## DIRECTIVE 1
Output as a JSON list of strings the part of the records that opens with their first line and closes with the line containing "left-column-separator [24,309,102,310]", one string per line and no blank lines.

## SELECTED EXTRACT
--------------------

PDFsharp & MigraDoc Foundation

PDFsharp - A .NET library for processing PDF & MigraDoc Foundation - Creating documents on the fly
It is currently Thu Jul 18, 2024 2:31 pm

All times are UTC


Forum rules


Please read this before posting on this forum: Forum Rules



Post new topic Reply to topic  [ 10 posts ] 
Author Message
PostPosted: Wed May 19, 2010 2:52 pm 
Offline

Joined: Wed May 19, 2010 2:40 pm
Posts: 5
Apologies if this has been dealt with before. I searched the forum for 'large image' 'split image' and other key words describing what I think I am dealing with but did not find an answer.

Need to extract images from a PDF file. Used the PdfSharp Extract Image example as a starting point. Even added the ability to extract TIFF files with the use of libtiff.

Things were working great. Until a large image was encountered. It is packed differently in the PDF.

The smaller image is packed in the PDF (by scanner software) like this...

<</Type/XObject
/Subtype/Image
/Width 2344
/Height 1654
/BitsPerComponent 1
/ColorSpace/DeviceGray
/Filter /CCITTFaxDecode
/DecodeParms <</Columns 2344 /Rows 1654>>
/Length 22493


The larger image is packed in the PDF (by scanner software) like this...

<</Type/XObject
/Subtype/Image
/Width 2344
/Height 1654
/BitsPerComponent 1
/ColorSpace/DeviceGray
/Decode[1 0]
/Length 484622

Because the /Filter tag is missing the PdfSharp Extract Image code of course fails to decode the image. And I noticed that /DecodeParams is replaced with /Decode[1 0] which I take to mean this large image has been broken in to two smaller objects in position 1 and 0 of some sub part. Can anyone lend a hand here?

It's like after parsing the /Subtype/Image token another step needs to be done to inspect if /DecodeParams or /Decode[1 0] is present. And if it is to drop down one more loop to collect the data. But I don't know how to piece the sub parts together.

--------------------

## DATA SUPPLIED
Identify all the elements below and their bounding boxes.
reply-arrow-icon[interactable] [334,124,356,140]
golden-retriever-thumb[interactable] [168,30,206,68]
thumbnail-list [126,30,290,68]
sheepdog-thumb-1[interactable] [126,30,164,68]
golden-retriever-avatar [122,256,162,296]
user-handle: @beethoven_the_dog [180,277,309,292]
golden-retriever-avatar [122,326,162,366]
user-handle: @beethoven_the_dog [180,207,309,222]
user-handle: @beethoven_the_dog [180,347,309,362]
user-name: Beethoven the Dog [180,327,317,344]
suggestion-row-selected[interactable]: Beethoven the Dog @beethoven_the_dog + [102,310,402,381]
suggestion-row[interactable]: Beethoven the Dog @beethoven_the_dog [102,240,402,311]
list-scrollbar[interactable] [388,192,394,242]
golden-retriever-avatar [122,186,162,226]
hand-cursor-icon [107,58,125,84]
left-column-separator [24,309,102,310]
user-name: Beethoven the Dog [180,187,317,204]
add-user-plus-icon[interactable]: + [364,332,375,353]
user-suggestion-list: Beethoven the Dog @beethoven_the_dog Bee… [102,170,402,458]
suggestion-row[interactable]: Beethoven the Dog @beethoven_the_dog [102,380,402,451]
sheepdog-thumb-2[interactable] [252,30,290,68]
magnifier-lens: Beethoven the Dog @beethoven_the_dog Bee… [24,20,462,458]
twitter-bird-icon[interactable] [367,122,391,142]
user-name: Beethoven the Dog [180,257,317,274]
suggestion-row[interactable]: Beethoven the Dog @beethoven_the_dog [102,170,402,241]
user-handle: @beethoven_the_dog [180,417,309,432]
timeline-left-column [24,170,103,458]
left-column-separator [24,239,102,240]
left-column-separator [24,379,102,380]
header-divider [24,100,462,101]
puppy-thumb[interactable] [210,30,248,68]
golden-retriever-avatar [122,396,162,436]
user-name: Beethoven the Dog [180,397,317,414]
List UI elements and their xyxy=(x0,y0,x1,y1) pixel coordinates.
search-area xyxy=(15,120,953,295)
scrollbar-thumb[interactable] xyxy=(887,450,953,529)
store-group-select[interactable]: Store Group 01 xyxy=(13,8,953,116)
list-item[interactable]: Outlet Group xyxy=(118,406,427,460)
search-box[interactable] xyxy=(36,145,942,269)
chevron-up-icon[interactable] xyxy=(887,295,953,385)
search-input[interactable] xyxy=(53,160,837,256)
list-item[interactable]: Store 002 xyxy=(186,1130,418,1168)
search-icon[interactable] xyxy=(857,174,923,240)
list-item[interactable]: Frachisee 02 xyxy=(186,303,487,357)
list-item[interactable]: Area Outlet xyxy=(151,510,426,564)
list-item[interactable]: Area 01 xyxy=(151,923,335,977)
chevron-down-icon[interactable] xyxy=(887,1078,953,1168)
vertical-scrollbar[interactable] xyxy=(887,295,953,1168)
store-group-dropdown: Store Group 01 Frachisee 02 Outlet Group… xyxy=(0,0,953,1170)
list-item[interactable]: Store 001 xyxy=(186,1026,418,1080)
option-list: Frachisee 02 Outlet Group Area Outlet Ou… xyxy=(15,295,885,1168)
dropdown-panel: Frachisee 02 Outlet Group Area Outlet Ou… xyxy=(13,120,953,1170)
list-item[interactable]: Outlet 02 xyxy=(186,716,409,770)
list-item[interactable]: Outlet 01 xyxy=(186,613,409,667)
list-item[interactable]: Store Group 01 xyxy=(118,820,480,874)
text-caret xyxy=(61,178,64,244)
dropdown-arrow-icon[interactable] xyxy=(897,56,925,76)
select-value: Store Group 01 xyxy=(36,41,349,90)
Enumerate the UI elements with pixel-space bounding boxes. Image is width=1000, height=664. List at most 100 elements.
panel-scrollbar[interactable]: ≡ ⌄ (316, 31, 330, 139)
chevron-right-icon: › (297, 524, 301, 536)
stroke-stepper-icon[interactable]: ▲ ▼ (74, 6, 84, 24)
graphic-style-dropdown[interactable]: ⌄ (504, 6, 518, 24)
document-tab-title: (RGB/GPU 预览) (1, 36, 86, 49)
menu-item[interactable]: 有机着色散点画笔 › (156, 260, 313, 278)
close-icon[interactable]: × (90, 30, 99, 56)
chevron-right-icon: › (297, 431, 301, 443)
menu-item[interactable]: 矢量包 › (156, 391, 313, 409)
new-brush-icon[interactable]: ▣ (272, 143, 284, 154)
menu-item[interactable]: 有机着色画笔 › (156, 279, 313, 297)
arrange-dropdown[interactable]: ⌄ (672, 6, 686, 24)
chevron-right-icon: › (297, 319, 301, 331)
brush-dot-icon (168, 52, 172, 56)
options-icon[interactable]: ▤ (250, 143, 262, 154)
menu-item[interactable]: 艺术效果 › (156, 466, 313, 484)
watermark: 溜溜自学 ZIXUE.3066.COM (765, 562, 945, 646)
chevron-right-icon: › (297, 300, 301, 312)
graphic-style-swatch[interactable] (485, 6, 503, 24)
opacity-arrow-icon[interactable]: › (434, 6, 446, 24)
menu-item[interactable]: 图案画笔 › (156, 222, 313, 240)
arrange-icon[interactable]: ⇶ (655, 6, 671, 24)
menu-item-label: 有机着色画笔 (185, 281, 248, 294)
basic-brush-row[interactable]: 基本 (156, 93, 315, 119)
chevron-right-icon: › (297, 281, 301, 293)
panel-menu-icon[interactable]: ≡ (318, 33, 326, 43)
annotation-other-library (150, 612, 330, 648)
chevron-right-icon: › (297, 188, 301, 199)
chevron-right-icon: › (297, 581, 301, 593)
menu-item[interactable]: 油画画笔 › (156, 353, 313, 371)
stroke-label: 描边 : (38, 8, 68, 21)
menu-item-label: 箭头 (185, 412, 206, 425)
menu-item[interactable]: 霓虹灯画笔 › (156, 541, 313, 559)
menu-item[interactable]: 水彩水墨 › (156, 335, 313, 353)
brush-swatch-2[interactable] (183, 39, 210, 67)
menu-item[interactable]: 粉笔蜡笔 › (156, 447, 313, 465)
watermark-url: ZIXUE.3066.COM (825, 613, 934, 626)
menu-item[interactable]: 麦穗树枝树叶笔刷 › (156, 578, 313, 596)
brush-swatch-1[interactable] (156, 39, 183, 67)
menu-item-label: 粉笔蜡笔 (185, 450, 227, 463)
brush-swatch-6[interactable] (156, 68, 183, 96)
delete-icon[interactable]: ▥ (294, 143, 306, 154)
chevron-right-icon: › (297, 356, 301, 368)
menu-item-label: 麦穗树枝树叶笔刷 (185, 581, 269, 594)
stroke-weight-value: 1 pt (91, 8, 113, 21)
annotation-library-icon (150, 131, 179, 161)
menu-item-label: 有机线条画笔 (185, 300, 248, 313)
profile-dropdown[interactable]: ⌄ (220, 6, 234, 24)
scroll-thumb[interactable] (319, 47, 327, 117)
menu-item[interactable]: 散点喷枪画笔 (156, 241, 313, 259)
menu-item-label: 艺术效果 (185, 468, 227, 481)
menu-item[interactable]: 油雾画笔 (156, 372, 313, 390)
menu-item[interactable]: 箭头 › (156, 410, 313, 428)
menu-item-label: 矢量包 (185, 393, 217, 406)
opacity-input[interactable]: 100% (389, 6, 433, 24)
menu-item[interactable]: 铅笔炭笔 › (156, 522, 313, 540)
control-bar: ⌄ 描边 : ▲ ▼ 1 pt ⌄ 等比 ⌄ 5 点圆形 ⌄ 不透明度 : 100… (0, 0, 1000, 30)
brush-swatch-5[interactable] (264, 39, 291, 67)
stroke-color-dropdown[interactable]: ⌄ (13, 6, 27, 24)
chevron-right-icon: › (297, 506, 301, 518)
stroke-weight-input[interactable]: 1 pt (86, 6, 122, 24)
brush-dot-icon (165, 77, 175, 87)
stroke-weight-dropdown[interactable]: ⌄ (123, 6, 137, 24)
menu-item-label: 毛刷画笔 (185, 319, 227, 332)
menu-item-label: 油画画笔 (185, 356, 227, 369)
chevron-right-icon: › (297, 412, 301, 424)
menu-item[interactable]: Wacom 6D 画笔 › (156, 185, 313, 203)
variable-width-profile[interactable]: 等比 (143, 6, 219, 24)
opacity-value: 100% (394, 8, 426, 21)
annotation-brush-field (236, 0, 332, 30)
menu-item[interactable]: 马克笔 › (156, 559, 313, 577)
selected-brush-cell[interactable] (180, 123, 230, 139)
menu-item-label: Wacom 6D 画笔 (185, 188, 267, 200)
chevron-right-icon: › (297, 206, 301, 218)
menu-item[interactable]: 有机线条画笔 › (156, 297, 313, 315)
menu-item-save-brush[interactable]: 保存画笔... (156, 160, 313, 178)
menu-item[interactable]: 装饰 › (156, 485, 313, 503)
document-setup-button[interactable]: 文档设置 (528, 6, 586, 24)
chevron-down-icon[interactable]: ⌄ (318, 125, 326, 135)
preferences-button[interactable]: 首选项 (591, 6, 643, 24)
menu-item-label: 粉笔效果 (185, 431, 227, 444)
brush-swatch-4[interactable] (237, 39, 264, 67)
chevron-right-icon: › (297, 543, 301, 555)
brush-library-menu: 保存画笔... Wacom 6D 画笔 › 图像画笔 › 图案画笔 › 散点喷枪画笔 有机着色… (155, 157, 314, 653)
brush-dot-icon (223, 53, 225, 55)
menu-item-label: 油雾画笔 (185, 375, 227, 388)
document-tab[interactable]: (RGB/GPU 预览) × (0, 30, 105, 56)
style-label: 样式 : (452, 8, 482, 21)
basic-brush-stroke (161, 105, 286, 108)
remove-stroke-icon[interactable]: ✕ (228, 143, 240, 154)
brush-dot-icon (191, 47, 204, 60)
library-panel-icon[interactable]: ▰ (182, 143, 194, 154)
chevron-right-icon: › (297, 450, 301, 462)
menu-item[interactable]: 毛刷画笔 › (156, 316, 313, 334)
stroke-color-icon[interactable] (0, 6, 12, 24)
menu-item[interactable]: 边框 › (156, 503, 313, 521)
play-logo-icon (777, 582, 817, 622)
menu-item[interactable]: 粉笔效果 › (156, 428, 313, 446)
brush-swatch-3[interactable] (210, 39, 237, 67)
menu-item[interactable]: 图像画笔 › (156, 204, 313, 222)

--------------------

## DIRECTIVE 2
Write the next part of the forum thread about extracting a large scanned image from a PDF with PdfSharp.

## EXERCISE OUTPUT 1
[
  "Identify all the elements below and their bounding boxes.",
  "reply-arrow-icon[interactable] [334,124,356,140]",
  "golden-retriever-thumb[interactable] [168,30,206,68]",
  "thumbnail-list [126,30,290,68]",
  "sheepdog-thumb-1[interactable] [126,30,164,68]",
  "golden-retriever-avatar [122,256,162,296]",
  "user-handle: @beethoven_the_dog [180,277,309,292]",
  "golden-retriever-avatar [122,326,162,366]",
  "user-handle: @beethoven_the_dog [180,207,309,222]",
  "user-handle: @beethoven_the_dog [180,347,309,362]",
  "user-name: Beethoven the Dog [180,327,317,344]",
  "suggestion-row-selected[interactable]: Beethoven the Dog @beethoven_the_dog + [102,310,402,381]",
  "suggestion-row[interactable]: Beethoven the Dog @beethoven_the_dog [102,240,402,311]",
  "list-scrollbar[interactable] [388,192,394,242]",
  "golden-retriever-avatar [122,186,162,226]",
  "hand-cursor-icon [107,58,125,84]",
  "left-column-separator [24,309,102,310]"
]

## EXERCISE OUTPUT 2
Thanks!


Top
 Profile  
Reply with quote  
PostPosted: Wed May 19, 2010 3:01 pm 
Offline

Joined: Wed May 19, 2010 2:40 pm
Posts: 5
Wait a minute... looking at some other posts please do not tell me if the /Filter is missing one must then look at the /Colorspace and the /Decode and decode this yourself?

Should I take this to mean...

<</Type/XObject
/Subtype/Image
/Width 2344
/Height 1654
/BitsPerComponent 1
/ColorSpace/DeviceGray
/Decode[1 0]
/Length 484622

This is a black and white image, 1 bit per pixel, and the values are 0 = black, 1 = white in one large contiguous block of data?


Top
 Profile  
Reply with quote  
PostPosted: Thu May 20, 2010 7:22 am 
Offline
PDFsharp Guru
User avatar

Joined: Mon Oct 16, 2006 8:16 am
Posts: 3101
Location: Cologne, Germany
Hi!

"/Decode[1 0]" simply inverts the image.
There is only one part of the image.

_________________
Regards
Thomas Hoevel
PDFsharp Team


Top
 Profile  
Reply with quote  
PostPosted: Thu May 20, 2010 7:23 pm 
Offline

Joined: Wed May 19, 2010 2:40 pm
Posts: 5
Ok so the problem now is purely a graphical one of pulling pixels and stuffing them in to a Bitmap. Something beyond my skill set. And yes off topic but I'm hoping someone can help. Thanks!

This gets close but each successive row in the image appears offset. So I know it is word alignment padding or stride or some such with Bitmaps. Just not sure how to calculate.

Code:
static void ExportBitmapImage(PdfDictionary image)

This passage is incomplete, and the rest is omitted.